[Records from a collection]
----

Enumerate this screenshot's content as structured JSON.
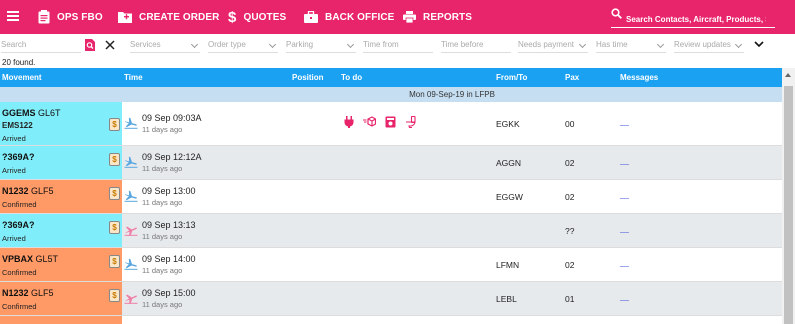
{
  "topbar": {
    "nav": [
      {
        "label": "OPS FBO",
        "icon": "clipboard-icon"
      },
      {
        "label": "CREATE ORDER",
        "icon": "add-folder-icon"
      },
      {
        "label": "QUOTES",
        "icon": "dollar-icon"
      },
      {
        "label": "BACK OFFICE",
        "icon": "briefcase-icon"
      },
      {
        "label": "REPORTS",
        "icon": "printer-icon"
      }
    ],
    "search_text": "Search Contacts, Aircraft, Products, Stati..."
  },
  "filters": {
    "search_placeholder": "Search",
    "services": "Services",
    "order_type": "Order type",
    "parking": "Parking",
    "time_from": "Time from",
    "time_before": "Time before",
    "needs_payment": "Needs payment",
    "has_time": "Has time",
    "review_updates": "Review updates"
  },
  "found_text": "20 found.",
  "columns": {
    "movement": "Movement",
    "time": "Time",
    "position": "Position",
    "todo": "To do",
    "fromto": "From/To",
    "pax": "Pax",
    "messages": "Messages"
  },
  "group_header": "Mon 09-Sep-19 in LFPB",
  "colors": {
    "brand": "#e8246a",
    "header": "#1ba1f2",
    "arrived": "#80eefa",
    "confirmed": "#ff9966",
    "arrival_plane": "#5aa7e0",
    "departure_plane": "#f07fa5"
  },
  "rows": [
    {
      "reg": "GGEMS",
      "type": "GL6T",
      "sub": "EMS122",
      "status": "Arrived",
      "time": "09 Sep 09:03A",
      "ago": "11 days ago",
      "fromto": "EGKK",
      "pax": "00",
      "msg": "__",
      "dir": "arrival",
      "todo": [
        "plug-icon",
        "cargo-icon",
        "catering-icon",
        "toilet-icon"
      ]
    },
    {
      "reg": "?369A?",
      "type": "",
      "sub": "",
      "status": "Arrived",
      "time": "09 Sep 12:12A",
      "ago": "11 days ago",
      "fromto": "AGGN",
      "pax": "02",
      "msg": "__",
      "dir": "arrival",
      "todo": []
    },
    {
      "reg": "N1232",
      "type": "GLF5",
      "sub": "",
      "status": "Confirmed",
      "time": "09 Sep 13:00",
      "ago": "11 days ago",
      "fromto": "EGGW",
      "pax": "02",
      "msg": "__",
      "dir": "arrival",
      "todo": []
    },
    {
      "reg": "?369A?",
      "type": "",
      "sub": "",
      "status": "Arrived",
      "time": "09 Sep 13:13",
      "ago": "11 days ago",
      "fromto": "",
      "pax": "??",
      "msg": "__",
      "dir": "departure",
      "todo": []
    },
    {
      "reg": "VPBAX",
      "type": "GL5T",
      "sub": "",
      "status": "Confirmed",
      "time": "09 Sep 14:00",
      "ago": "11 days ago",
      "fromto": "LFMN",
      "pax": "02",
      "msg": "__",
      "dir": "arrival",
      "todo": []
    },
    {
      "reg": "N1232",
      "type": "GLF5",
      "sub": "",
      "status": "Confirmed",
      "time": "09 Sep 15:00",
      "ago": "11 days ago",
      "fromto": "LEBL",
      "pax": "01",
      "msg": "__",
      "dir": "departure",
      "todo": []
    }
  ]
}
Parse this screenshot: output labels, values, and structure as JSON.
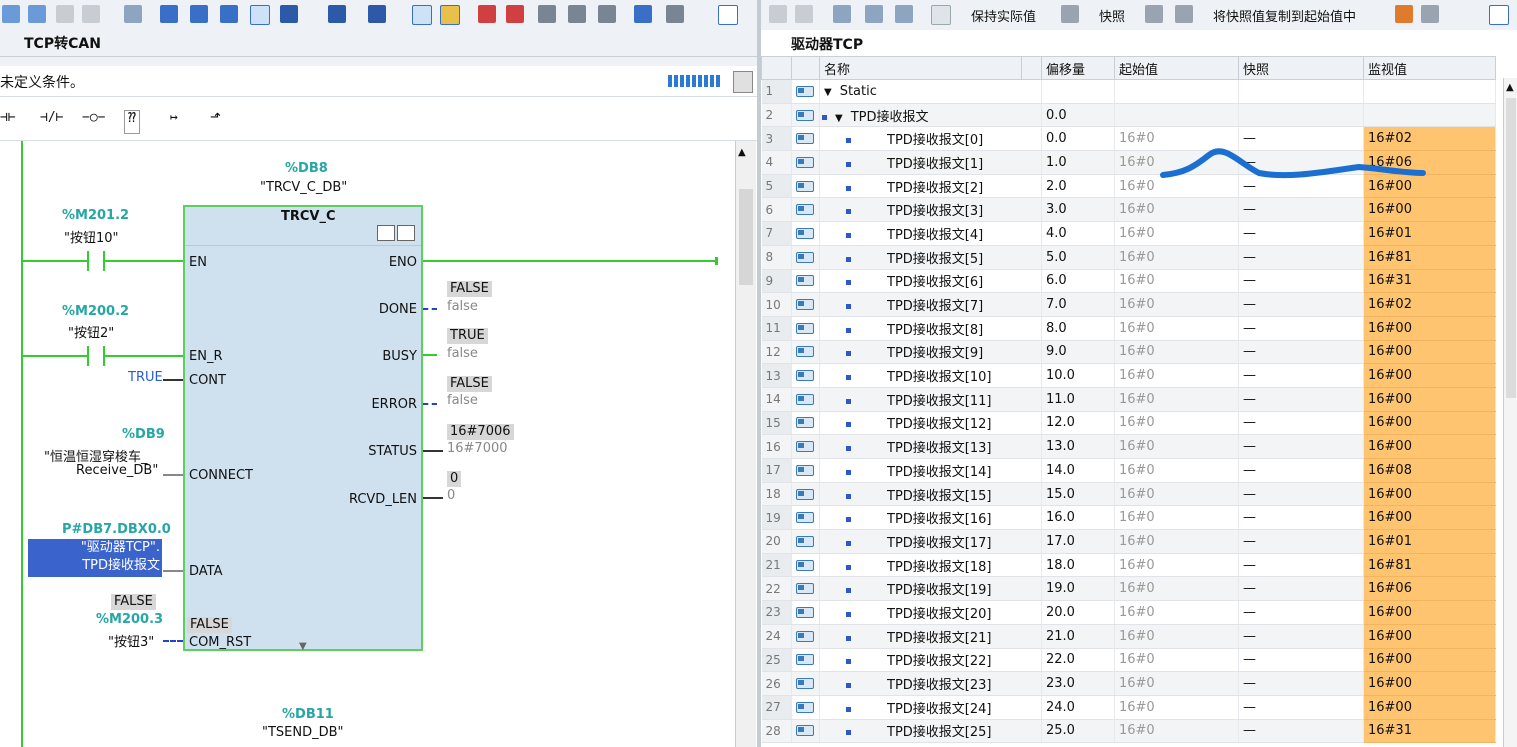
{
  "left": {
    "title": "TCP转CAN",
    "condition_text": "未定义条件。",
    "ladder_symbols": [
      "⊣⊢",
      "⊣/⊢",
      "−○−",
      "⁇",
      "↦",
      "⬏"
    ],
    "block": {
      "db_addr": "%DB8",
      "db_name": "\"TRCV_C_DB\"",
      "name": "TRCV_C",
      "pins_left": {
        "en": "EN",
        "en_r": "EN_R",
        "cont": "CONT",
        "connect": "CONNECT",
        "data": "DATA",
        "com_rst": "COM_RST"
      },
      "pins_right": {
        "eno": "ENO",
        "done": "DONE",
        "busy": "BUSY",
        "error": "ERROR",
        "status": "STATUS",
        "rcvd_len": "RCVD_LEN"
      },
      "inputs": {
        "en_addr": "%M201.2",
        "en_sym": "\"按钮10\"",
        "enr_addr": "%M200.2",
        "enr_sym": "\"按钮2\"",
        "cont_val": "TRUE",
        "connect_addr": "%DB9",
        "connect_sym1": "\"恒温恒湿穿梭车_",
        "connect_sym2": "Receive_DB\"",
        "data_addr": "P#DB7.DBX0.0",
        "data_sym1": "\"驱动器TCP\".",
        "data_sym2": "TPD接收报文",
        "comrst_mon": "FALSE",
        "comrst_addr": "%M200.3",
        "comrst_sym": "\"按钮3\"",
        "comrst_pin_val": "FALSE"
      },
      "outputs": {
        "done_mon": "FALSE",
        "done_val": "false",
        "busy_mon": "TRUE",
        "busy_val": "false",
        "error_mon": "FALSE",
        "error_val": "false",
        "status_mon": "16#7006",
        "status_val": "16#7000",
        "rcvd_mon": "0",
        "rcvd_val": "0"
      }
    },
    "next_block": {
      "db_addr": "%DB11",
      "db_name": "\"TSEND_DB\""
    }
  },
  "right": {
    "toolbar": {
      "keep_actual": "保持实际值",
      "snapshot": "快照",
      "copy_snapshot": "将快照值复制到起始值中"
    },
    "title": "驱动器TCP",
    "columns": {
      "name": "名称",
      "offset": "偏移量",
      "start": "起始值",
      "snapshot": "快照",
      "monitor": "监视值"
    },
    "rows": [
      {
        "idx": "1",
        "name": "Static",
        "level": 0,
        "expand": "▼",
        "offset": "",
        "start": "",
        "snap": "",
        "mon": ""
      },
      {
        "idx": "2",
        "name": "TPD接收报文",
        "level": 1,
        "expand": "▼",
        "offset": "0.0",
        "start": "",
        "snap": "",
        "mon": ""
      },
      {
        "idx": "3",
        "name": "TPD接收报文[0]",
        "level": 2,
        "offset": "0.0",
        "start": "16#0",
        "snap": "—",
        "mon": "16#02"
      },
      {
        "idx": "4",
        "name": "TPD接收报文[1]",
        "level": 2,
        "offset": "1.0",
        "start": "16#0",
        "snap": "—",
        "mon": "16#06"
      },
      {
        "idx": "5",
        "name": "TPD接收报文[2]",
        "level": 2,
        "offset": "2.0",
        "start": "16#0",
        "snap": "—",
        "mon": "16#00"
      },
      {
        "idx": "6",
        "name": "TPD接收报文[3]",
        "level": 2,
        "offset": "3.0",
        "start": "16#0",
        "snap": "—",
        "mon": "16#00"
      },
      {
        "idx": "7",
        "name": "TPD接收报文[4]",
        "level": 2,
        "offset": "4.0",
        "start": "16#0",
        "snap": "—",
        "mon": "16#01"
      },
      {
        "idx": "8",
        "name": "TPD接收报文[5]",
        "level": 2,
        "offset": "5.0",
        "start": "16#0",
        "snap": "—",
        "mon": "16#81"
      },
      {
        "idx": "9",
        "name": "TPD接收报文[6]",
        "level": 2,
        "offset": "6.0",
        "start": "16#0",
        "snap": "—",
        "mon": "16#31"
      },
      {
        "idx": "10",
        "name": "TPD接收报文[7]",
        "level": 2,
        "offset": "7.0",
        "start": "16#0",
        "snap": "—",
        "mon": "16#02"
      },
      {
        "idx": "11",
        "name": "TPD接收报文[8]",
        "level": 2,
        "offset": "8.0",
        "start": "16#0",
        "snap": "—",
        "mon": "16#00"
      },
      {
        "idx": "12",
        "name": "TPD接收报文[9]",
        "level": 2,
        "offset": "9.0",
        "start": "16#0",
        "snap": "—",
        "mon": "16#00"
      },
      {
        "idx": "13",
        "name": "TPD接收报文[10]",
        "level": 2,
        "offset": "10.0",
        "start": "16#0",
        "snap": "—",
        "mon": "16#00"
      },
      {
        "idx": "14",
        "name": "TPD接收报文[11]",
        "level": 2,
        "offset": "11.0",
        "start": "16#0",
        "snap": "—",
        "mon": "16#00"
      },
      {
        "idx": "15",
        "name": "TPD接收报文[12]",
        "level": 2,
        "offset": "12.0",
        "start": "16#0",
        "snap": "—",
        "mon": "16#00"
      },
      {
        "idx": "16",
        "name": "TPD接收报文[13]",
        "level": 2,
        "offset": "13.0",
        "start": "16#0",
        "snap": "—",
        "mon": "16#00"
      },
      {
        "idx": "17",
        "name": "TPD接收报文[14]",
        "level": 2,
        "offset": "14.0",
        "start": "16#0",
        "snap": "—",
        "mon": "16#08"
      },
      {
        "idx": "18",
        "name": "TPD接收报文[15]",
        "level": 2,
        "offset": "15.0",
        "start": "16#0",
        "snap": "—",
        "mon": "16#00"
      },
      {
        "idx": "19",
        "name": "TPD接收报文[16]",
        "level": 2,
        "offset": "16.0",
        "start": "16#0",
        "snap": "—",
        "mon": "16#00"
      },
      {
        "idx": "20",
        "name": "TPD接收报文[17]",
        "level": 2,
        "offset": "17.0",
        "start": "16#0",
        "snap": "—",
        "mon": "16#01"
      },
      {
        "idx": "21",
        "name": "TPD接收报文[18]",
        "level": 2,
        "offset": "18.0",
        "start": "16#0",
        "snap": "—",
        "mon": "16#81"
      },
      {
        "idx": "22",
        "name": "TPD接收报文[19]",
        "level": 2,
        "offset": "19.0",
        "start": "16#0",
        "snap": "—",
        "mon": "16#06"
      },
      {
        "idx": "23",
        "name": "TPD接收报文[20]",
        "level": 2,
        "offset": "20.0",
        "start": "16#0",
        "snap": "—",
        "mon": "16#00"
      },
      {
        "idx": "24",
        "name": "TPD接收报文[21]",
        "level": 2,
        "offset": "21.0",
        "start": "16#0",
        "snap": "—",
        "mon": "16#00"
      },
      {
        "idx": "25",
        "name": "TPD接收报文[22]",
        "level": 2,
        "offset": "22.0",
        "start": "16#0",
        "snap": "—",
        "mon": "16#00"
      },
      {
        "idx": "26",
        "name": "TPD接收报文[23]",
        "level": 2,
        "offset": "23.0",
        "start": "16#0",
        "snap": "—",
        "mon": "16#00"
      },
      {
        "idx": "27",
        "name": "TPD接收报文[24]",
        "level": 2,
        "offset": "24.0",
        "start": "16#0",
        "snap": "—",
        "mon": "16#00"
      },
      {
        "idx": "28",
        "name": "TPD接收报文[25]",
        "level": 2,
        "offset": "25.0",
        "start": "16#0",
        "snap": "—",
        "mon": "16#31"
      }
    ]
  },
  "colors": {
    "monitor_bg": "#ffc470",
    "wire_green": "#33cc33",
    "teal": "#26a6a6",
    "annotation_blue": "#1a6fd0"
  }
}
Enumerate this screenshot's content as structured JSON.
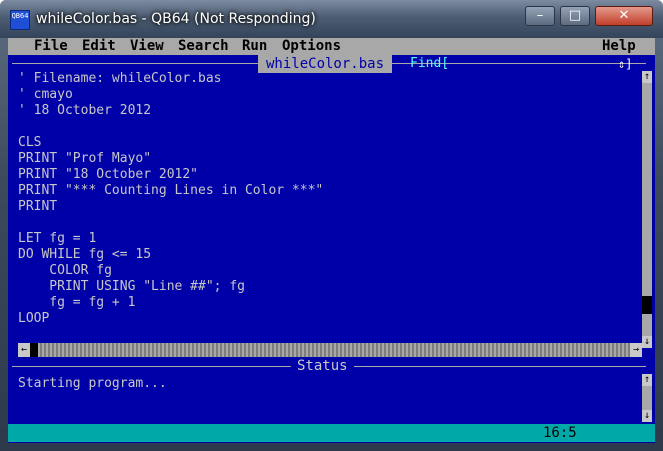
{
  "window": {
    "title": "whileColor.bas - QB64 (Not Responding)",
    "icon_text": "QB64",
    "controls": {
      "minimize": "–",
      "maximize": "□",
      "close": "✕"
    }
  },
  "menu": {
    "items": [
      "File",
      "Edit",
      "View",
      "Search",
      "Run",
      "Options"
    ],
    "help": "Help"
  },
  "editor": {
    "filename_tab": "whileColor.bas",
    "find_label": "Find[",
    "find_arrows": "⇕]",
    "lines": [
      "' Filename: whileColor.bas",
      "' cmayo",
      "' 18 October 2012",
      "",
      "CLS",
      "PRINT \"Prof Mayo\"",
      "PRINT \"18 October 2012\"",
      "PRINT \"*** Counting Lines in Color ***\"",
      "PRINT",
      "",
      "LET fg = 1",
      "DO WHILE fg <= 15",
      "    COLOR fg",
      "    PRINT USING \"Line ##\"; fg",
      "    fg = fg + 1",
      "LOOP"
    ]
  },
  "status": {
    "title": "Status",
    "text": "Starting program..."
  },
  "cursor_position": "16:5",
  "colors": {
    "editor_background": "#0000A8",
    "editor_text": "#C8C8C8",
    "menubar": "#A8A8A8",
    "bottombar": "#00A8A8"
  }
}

----

Look through the entries above; copy every line holding the string "October".

      "' 18 October 2012",
      "PRINT \"18 October 2012\"",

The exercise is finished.